Set exercise -> Copy the data below exactly, omitting any picture it contains.

Data lines ->
□ □ □
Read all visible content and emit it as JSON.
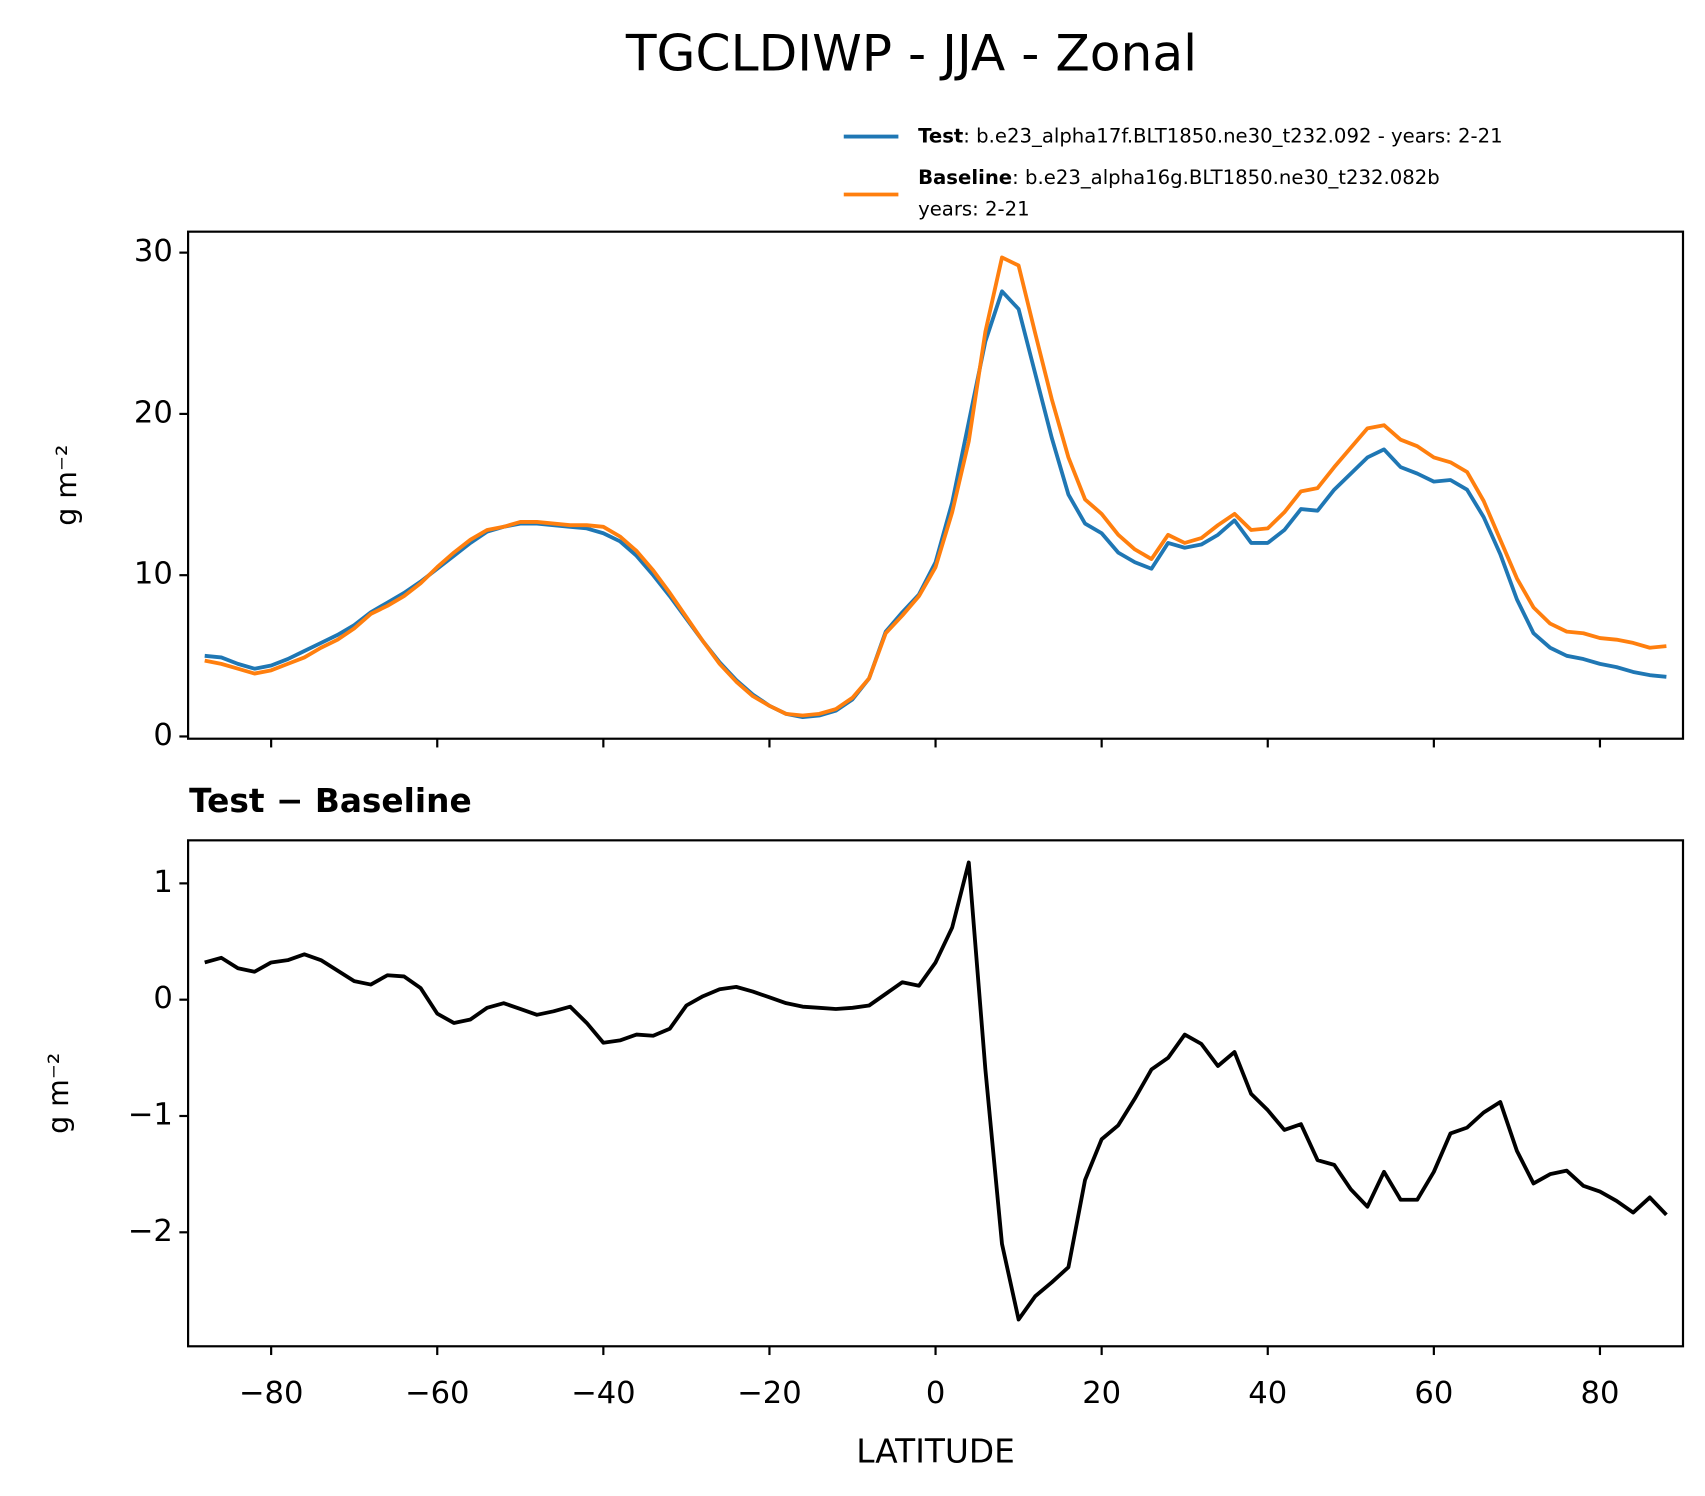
{
  "chart_data": [
    {
      "type": "line",
      "title": "TGCLDIWP - JJA - Zonal",
      "ylabel": "g m⁻²",
      "x": [
        -88,
        -86,
        -84,
        -82,
        -80,
        -78,
        -76,
        -74,
        -72,
        -70,
        -68,
        -66,
        -64,
        -62,
        -60,
        -58,
        -56,
        -54,
        -52,
        -50,
        -48,
        -46,
        -44,
        -42,
        -40,
        -38,
        -36,
        -34,
        -32,
        -30,
        -28,
        -26,
        -24,
        -22,
        -20,
        -18,
        -16,
        -14,
        -12,
        -10,
        -8,
        -6,
        -4,
        -2,
        0,
        2,
        4,
        6,
        8,
        10,
        12,
        14,
        16,
        18,
        20,
        22,
        24,
        26,
        28,
        30,
        32,
        34,
        36,
        38,
        40,
        42,
        44,
        46,
        48,
        50,
        52,
        54,
        56,
        58,
        60,
        62,
        64,
        66,
        68,
        70,
        72,
        74,
        76,
        78,
        80,
        82,
        84,
        86,
        88
      ],
      "series": [
        {
          "name": "Test",
          "description": [
            ": b.e23_alpha17f.BLT1850.ne30_t232.092 - years: 2-21"
          ],
          "color": "#1f77b4",
          "values": [
            5.0,
            4.9,
            4.5,
            4.2,
            4.4,
            4.8,
            5.3,
            5.8,
            6.3,
            6.9,
            7.7,
            8.3,
            8.9,
            9.6,
            10.4,
            11.2,
            12.0,
            12.7,
            13.0,
            13.2,
            13.2,
            13.1,
            13.0,
            12.9,
            12.6,
            12.1,
            11.2,
            10.0,
            8.7,
            7.3,
            5.9,
            4.6,
            3.5,
            2.6,
            1.9,
            1.4,
            1.2,
            1.3,
            1.6,
            2.3,
            3.6,
            6.5,
            7.7,
            8.8,
            10.8,
            14.5,
            19.5,
            24.5,
            27.6,
            26.5,
            22.5,
            18.5,
            15.0,
            13.2,
            12.6,
            11.4,
            10.8,
            10.4,
            12.0,
            11.7,
            11.9,
            12.5,
            13.4,
            12.0,
            12.0,
            12.8,
            14.1,
            14.0,
            15.3,
            16.3,
            17.3,
            17.8,
            16.7,
            16.3,
            15.8,
            15.9,
            15.3,
            13.6,
            11.3,
            8.5,
            6.4,
            5.5,
            5.0,
            4.8,
            4.5,
            4.3,
            4.0,
            3.8,
            3.7
          ]
        },
        {
          "name": "Baseline",
          "description": [
            ": b.e23_alpha16g.BLT1850.ne30_t232.082b",
            "years: 2-21"
          ],
          "color": "#ff7f0e",
          "values": [
            4.7,
            4.5,
            4.2,
            3.9,
            4.1,
            4.5,
            4.9,
            5.5,
            6.0,
            6.7,
            7.6,
            8.1,
            8.7,
            9.5,
            10.5,
            11.4,
            12.2,
            12.8,
            13.0,
            13.3,
            13.3,
            13.2,
            13.1,
            13.1,
            13.0,
            12.4,
            11.5,
            10.3,
            8.9,
            7.4,
            5.9,
            4.5,
            3.4,
            2.5,
            1.9,
            1.4,
            1.3,
            1.4,
            1.7,
            2.4,
            3.6,
            6.4,
            7.5,
            8.7,
            10.5,
            13.9,
            18.3,
            25.1,
            29.7,
            29.2,
            25.0,
            20.9,
            17.3,
            14.7,
            13.8,
            12.5,
            11.6,
            11.0,
            12.5,
            12.0,
            12.3,
            13.1,
            13.8,
            12.8,
            12.9,
            13.9,
            15.2,
            15.4,
            16.7,
            17.9,
            19.1,
            19.3,
            18.4,
            18.0,
            17.3,
            17.0,
            16.4,
            14.6,
            12.2,
            9.8,
            8.0,
            7.0,
            6.5,
            6.4,
            6.1,
            6.0,
            5.8,
            5.5,
            5.6
          ]
        }
      ],
      "xlim": [
        -90,
        90
      ],
      "xticks": [
        -80,
        -60,
        -40,
        -20,
        0,
        20,
        40,
        60,
        80
      ],
      "ylim": [
        -0.14,
        31.3
      ],
      "yticks": [
        0,
        10,
        20,
        30
      ]
    },
    {
      "type": "line",
      "title": "Test − Baseline",
      "xlabel": "LATITUDE",
      "ylabel": "g m⁻²",
      "x": [
        -88,
        -86,
        -84,
        -82,
        -80,
        -78,
        -76,
        -74,
        -72,
        -70,
        -68,
        -66,
        -64,
        -62,
        -60,
        -58,
        -56,
        -54,
        -52,
        -50,
        -48,
        -46,
        -44,
        -42,
        -40,
        -38,
        -36,
        -34,
        -32,
        -30,
        -28,
        -26,
        -24,
        -22,
        -20,
        -18,
        -16,
        -14,
        -12,
        -10,
        -8,
        -6,
        -4,
        -2,
        0,
        2,
        4,
        6,
        8,
        10,
        12,
        14,
        16,
        18,
        20,
        22,
        24,
        26,
        28,
        30,
        32,
        34,
        36,
        38,
        40,
        42,
        44,
        46,
        48,
        50,
        52,
        54,
        56,
        58,
        60,
        62,
        64,
        66,
        68,
        70,
        72,
        74,
        76,
        78,
        80,
        82,
        84,
        86,
        88
      ],
      "series": [
        {
          "color": "#000000",
          "values": [
            0.32,
            0.36,
            0.27,
            0.24,
            0.32,
            0.34,
            0.39,
            0.34,
            0.25,
            0.16,
            0.13,
            0.21,
            0.2,
            0.1,
            -0.12,
            -0.2,
            -0.17,
            -0.07,
            -0.03,
            -0.08,
            -0.13,
            -0.1,
            -0.06,
            -0.2,
            -0.37,
            -0.35,
            -0.3,
            -0.31,
            -0.25,
            -0.05,
            0.03,
            0.09,
            0.11,
            0.07,
            0.02,
            -0.03,
            -0.06,
            -0.07,
            -0.08,
            -0.07,
            -0.05,
            0.05,
            0.15,
            0.12,
            0.32,
            0.62,
            1.18,
            -0.6,
            -2.1,
            -2.75,
            -2.55,
            -2.43,
            -2.3,
            -1.55,
            -1.2,
            -1.08,
            -0.85,
            -0.6,
            -0.5,
            -0.3,
            -0.38,
            -0.57,
            -0.45,
            -0.81,
            -0.95,
            -1.12,
            -1.07,
            -1.38,
            -1.42,
            -1.63,
            -1.78,
            -1.48,
            -1.72,
            -1.72,
            -1.48,
            -1.15,
            -1.1,
            -0.97,
            -0.88,
            -1.3,
            -1.58,
            -1.5,
            -1.47,
            -1.6,
            -1.65,
            -1.73,
            -1.83,
            -1.7,
            -1.85
          ]
        }
      ],
      "xlim": [
        -90,
        90
      ],
      "xticks": [
        {
          "value": -80,
          "label": "−80"
        },
        {
          "value": -60,
          "label": "−60"
        },
        {
          "value": -40,
          "label": "−40"
        },
        {
          "value": -20,
          "label": "−20"
        },
        0,
        20,
        40,
        60,
        80
      ],
      "ylim": [
        -2.98,
        1.37
      ],
      "yticks": [
        {
          "value": -2,
          "label": "−2"
        },
        {
          "value": -1,
          "label": "−1"
        },
        0,
        1
      ]
    }
  ]
}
□ □ □
Task solution ->
Read all visible content and emit it as JSON.
{
  "chart_data": [
    {
      "type": "line",
      "title": "TGCLDIWP - JJA - Zonal",
      "ylabel": "g m⁻²",
      "x": [
        -88,
        -86,
        -84,
        -82,
        -80,
        -78,
        -76,
        -74,
        -72,
        -70,
        -68,
        -66,
        -64,
        -62,
        -60,
        -58,
        -56,
        -54,
        -52,
        -50,
        -48,
        -46,
        -44,
        -42,
        -40,
        -38,
        -36,
        -34,
        -32,
        -30,
        -28,
        -26,
        -24,
        -22,
        -20,
        -18,
        -16,
        -14,
        -12,
        -10,
        -8,
        -6,
        -4,
        -2,
        0,
        2,
        4,
        6,
        8,
        10,
        12,
        14,
        16,
        18,
        20,
        22,
        24,
        26,
        28,
        30,
        32,
        34,
        36,
        38,
        40,
        42,
        44,
        46,
        48,
        50,
        52,
        54,
        56,
        58,
        60,
        62,
        64,
        66,
        68,
        70,
        72,
        74,
        76,
        78,
        80,
        82,
        84,
        86,
        88
      ],
      "series": [
        {
          "name": "Test",
          "description": [
            ": b.e23_alpha17f.BLT1850.ne30_t232.092 - years: 2-21"
          ],
          "color": "#1f77b4",
          "values": [
            5.0,
            4.9,
            4.5,
            4.2,
            4.4,
            4.8,
            5.3,
            5.8,
            6.3,
            6.9,
            7.7,
            8.3,
            8.9,
            9.6,
            10.4,
            11.2,
            12.0,
            12.7,
            13.0,
            13.2,
            13.2,
            13.1,
            13.0,
            12.9,
            12.6,
            12.1,
            11.2,
            10.0,
            8.7,
            7.3,
            5.9,
            4.6,
            3.5,
            2.6,
            1.9,
            1.4,
            1.2,
            1.3,
            1.6,
            2.3,
            3.6,
            6.5,
            7.7,
            8.8,
            10.8,
            14.5,
            19.5,
            24.5,
            27.6,
            26.5,
            22.5,
            18.5,
            15.0,
            13.2,
            12.6,
            11.4,
            10.8,
            10.4,
            12.0,
            11.7,
            11.9,
            12.5,
            13.4,
            12.0,
            12.0,
            12.8,
            14.1,
            14.0,
            15.3,
            16.3,
            17.3,
            17.8,
            16.7,
            16.3,
            15.8,
            15.9,
            15.3,
            13.6,
            11.3,
            8.5,
            6.4,
            5.5,
            5.0,
            4.8,
            4.5,
            4.3,
            4.0,
            3.8,
            3.7
          ]
        },
        {
          "name": "Baseline",
          "description": [
            ": b.e23_alpha16g.BLT1850.ne30_t232.082b",
            "years: 2-21"
          ],
          "color": "#ff7f0e",
          "values": [
            4.7,
            4.5,
            4.2,
            3.9,
            4.1,
            4.5,
            4.9,
            5.5,
            6.0,
            6.7,
            7.6,
            8.1,
            8.7,
            9.5,
            10.5,
            11.4,
            12.2,
            12.8,
            13.0,
            13.3,
            13.3,
            13.2,
            13.1,
            13.1,
            13.0,
            12.4,
            11.5,
            10.3,
            8.9,
            7.4,
            5.9,
            4.5,
            3.4,
            2.5,
            1.9,
            1.4,
            1.3,
            1.4,
            1.7,
            2.4,
            3.6,
            6.4,
            7.5,
            8.7,
            10.5,
            13.9,
            18.3,
            25.1,
            29.7,
            29.2,
            25.0,
            20.9,
            17.3,
            14.7,
            13.8,
            12.5,
            11.6,
            11.0,
            12.5,
            12.0,
            12.3,
            13.1,
            13.8,
            12.8,
            12.9,
            13.9,
            15.2,
            15.4,
            16.7,
            17.9,
            19.1,
            19.3,
            18.4,
            18.0,
            17.3,
            17.0,
            16.4,
            14.6,
            12.2,
            9.8,
            8.0,
            7.0,
            6.5,
            6.4,
            6.1,
            6.0,
            5.8,
            5.5,
            5.6
          ]
        }
      ],
      "xlim": [
        -90,
        90
      ],
      "xticks": [
        -80,
        -60,
        -40,
        -20,
        0,
        20,
        40,
        60,
        80
      ],
      "ylim": [
        -0.14,
        31.3
      ],
      "yticks": [
        0,
        10,
        20,
        30
      ]
    },
    {
      "type": "line",
      "title": "Test − Baseline",
      "xlabel": "LATITUDE",
      "ylabel": "g m⁻²",
      "x": [
        -88,
        -86,
        -84,
        -82,
        -80,
        -78,
        -76,
        -74,
        -72,
        -70,
        -68,
        -66,
        -64,
        -62,
        -60,
        -58,
        -56,
        -54,
        -52,
        -50,
        -48,
        -46,
        -44,
        -42,
        -40,
        -38,
        -36,
        -34,
        -32,
        -30,
        -28,
        -26,
        -24,
        -22,
        -20,
        -18,
        -16,
        -14,
        -12,
        -10,
        -8,
        -6,
        -4,
        -2,
        0,
        2,
        4,
        6,
        8,
        10,
        12,
        14,
        16,
        18,
        20,
        22,
        24,
        26,
        28,
        30,
        32,
        34,
        36,
        38,
        40,
        42,
        44,
        46,
        48,
        50,
        52,
        54,
        56,
        58,
        60,
        62,
        64,
        66,
        68,
        70,
        72,
        74,
        76,
        78,
        80,
        82,
        84,
        86,
        88
      ],
      "series": [
        {
          "color": "#000000",
          "values": [
            0.32,
            0.36,
            0.27,
            0.24,
            0.32,
            0.34,
            0.39,
            0.34,
            0.25,
            0.16,
            0.13,
            0.21,
            0.2,
            0.1,
            -0.12,
            -0.2,
            -0.17,
            -0.07,
            -0.03,
            -0.08,
            -0.13,
            -0.1,
            -0.06,
            -0.2,
            -0.37,
            -0.35,
            -0.3,
            -0.31,
            -0.25,
            -0.05,
            0.03,
            0.09,
            0.11,
            0.07,
            0.02,
            -0.03,
            -0.06,
            -0.07,
            -0.08,
            -0.07,
            -0.05,
            0.05,
            0.15,
            0.12,
            0.32,
            0.62,
            1.18,
            -0.6,
            -2.1,
            -2.75,
            -2.55,
            -2.43,
            -2.3,
            -1.55,
            -1.2,
            -1.08,
            -0.85,
            -0.6,
            -0.5,
            -0.3,
            -0.38,
            -0.57,
            -0.45,
            -0.81,
            -0.95,
            -1.12,
            -1.07,
            -1.38,
            -1.42,
            -1.63,
            -1.78,
            -1.48,
            -1.72,
            -1.72,
            -1.48,
            -1.15,
            -1.1,
            -0.97,
            -0.88,
            -1.3,
            -1.58,
            -1.5,
            -1.47,
            -1.6,
            -1.65,
            -1.73,
            -1.83,
            -1.7,
            -1.85
          ]
        }
      ],
      "xlim": [
        -90,
        90
      ],
      "xticks": [
        {
          "value": -80,
          "label": "−80"
        },
        {
          "value": -60,
          "label": "−60"
        },
        {
          "value": -40,
          "label": "−40"
        },
        {
          "value": -20,
          "label": "−20"
        },
        0,
        20,
        40,
        60,
        80
      ],
      "ylim": [
        -2.98,
        1.37
      ],
      "yticks": [
        {
          "value": -2,
          "label": "−2"
        },
        {
          "value": -1,
          "label": "−1"
        },
        0,
        1
      ]
    }
  ]
}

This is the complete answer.